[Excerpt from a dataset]
══════════

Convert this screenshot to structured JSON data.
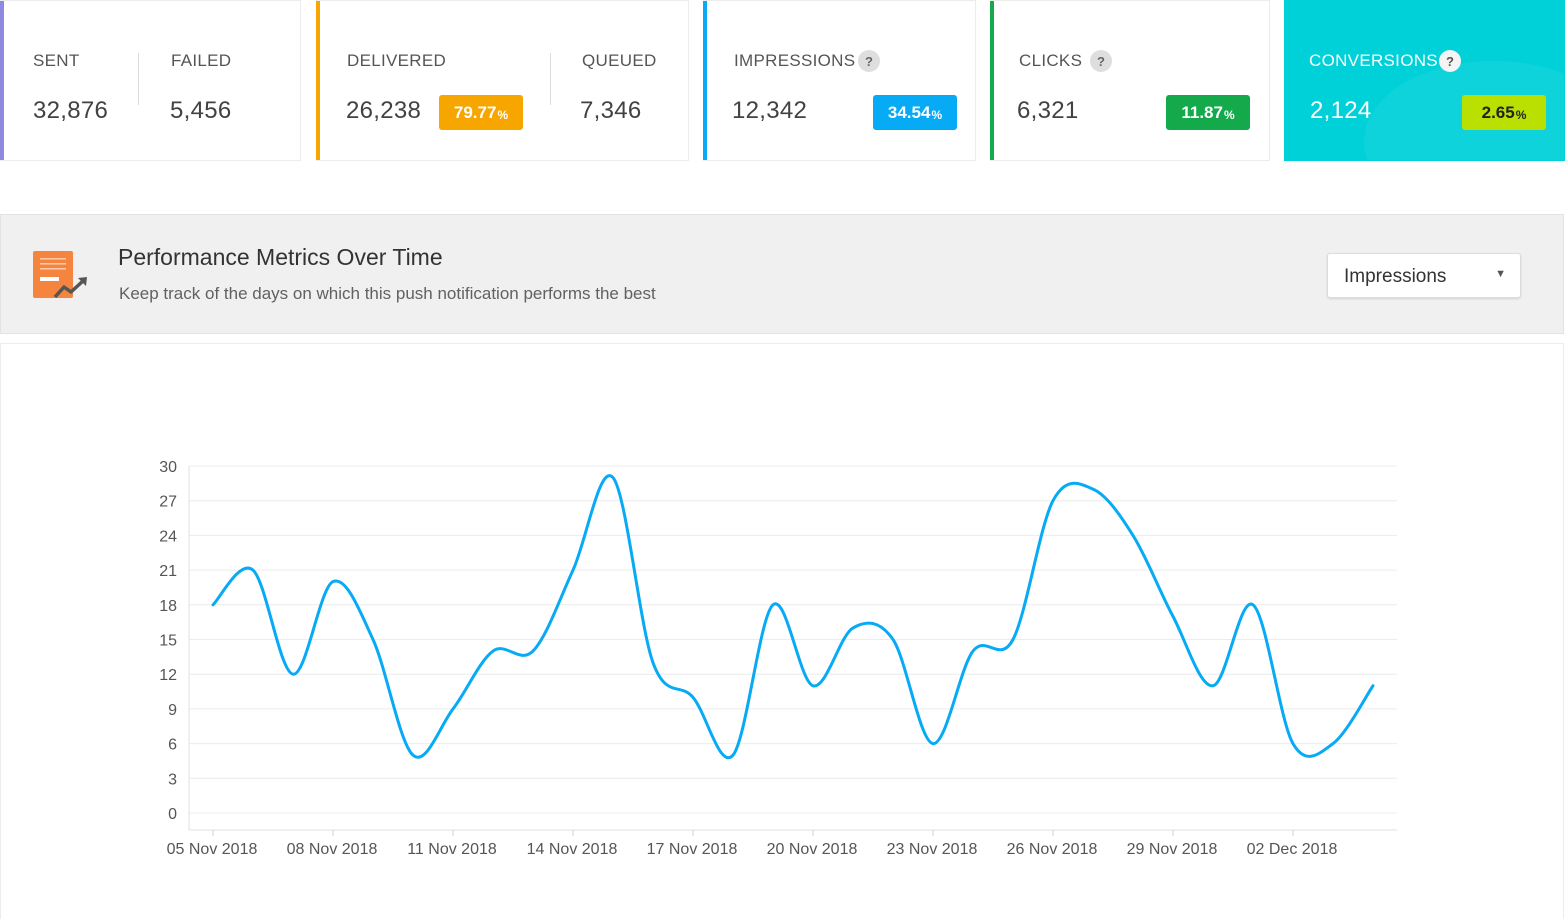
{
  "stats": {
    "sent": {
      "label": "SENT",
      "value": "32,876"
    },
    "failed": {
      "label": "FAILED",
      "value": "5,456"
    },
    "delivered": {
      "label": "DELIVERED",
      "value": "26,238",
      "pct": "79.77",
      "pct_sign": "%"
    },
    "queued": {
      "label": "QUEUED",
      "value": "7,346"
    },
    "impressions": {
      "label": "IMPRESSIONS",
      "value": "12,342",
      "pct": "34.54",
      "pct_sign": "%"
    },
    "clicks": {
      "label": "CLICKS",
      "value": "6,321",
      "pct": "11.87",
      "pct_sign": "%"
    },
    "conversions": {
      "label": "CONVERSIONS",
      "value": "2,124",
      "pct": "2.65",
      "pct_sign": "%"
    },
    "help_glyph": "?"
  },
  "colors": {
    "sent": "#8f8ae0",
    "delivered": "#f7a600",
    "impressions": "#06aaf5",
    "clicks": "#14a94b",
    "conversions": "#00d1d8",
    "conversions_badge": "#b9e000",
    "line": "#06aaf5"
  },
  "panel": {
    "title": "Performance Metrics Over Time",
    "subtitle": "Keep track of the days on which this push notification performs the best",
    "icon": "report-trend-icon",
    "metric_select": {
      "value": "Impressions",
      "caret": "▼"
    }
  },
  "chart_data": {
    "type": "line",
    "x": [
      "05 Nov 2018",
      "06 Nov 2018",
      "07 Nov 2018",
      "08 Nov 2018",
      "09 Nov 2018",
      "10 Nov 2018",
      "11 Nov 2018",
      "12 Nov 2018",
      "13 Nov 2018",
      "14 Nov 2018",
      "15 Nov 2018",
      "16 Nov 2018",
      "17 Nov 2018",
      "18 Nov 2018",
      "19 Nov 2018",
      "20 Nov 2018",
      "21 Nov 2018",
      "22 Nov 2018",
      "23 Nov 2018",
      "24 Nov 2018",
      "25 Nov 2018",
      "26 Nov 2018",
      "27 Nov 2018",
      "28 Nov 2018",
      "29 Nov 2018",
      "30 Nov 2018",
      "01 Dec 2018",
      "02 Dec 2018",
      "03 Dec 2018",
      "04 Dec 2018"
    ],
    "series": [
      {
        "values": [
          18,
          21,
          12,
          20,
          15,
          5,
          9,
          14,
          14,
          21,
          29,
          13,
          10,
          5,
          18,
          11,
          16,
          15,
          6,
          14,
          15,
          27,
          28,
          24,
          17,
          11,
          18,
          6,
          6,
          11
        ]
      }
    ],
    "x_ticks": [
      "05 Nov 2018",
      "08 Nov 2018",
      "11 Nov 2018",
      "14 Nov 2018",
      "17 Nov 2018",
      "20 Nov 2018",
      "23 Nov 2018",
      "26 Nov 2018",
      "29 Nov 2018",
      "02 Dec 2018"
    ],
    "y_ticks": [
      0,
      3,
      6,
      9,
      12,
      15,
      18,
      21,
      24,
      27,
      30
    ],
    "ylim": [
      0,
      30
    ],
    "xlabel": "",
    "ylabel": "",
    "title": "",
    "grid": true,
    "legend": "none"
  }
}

══════════

Task statement: Copy every record above exactly as written, but leave out the pictures.

Response to this task:
Convert this screenshot to structured JSON data.
{
  "stats": {
    "sent": {
      "label": "SENT",
      "value": "32,876"
    },
    "failed": {
      "label": "FAILED",
      "value": "5,456"
    },
    "delivered": {
      "label": "DELIVERED",
      "value": "26,238",
      "pct": "79.77",
      "pct_sign": "%"
    },
    "queued": {
      "label": "QUEUED",
      "value": "7,346"
    },
    "impressions": {
      "label": "IMPRESSIONS",
      "value": "12,342",
      "pct": "34.54",
      "pct_sign": "%"
    },
    "clicks": {
      "label": "CLICKS",
      "value": "6,321",
      "pct": "11.87",
      "pct_sign": "%"
    },
    "conversions": {
      "label": "CONVERSIONS",
      "value": "2,124",
      "pct": "2.65",
      "pct_sign": "%"
    },
    "help_glyph": "?"
  },
  "colors": {
    "sent": "#8f8ae0",
    "delivered": "#f7a600",
    "impressions": "#06aaf5",
    "clicks": "#14a94b",
    "conversions": "#00d1d8",
    "conversions_badge": "#b9e000",
    "line": "#06aaf5"
  },
  "panel": {
    "title": "Performance Metrics Over Time",
    "subtitle": "Keep track of the days on which this push notification performs the best",
    "icon": "report-trend-icon",
    "metric_select": {
      "value": "Impressions",
      "caret": "▼"
    }
  },
  "chart_data": {
    "type": "line",
    "x": [
      "05 Nov 2018",
      "06 Nov 2018",
      "07 Nov 2018",
      "08 Nov 2018",
      "09 Nov 2018",
      "10 Nov 2018",
      "11 Nov 2018",
      "12 Nov 2018",
      "13 Nov 2018",
      "14 Nov 2018",
      "15 Nov 2018",
      "16 Nov 2018",
      "17 Nov 2018",
      "18 Nov 2018",
      "19 Nov 2018",
      "20 Nov 2018",
      "21 Nov 2018",
      "22 Nov 2018",
      "23 Nov 2018",
      "24 Nov 2018",
      "25 Nov 2018",
      "26 Nov 2018",
      "27 Nov 2018",
      "28 Nov 2018",
      "29 Nov 2018",
      "30 Nov 2018",
      "01 Dec 2018",
      "02 Dec 2018",
      "03 Dec 2018",
      "04 Dec 2018"
    ],
    "series": [
      {
        "values": [
          18,
          21,
          12,
          20,
          15,
          5,
          9,
          14,
          14,
          21,
          29,
          13,
          10,
          5,
          18,
          11,
          16,
          15,
          6,
          14,
          15,
          27,
          28,
          24,
          17,
          11,
          18,
          6,
          6,
          11
        ]
      }
    ],
    "x_ticks": [
      "05 Nov 2018",
      "08 Nov 2018",
      "11 Nov 2018",
      "14 Nov 2018",
      "17 Nov 2018",
      "20 Nov 2018",
      "23 Nov 2018",
      "26 Nov 2018",
      "29 Nov 2018",
      "02 Dec 2018"
    ],
    "y_ticks": [
      0,
      3,
      6,
      9,
      12,
      15,
      18,
      21,
      24,
      27,
      30
    ],
    "ylim": [
      0,
      30
    ],
    "xlabel": "",
    "ylabel": "",
    "title": "",
    "grid": true,
    "legend": "none"
  }
}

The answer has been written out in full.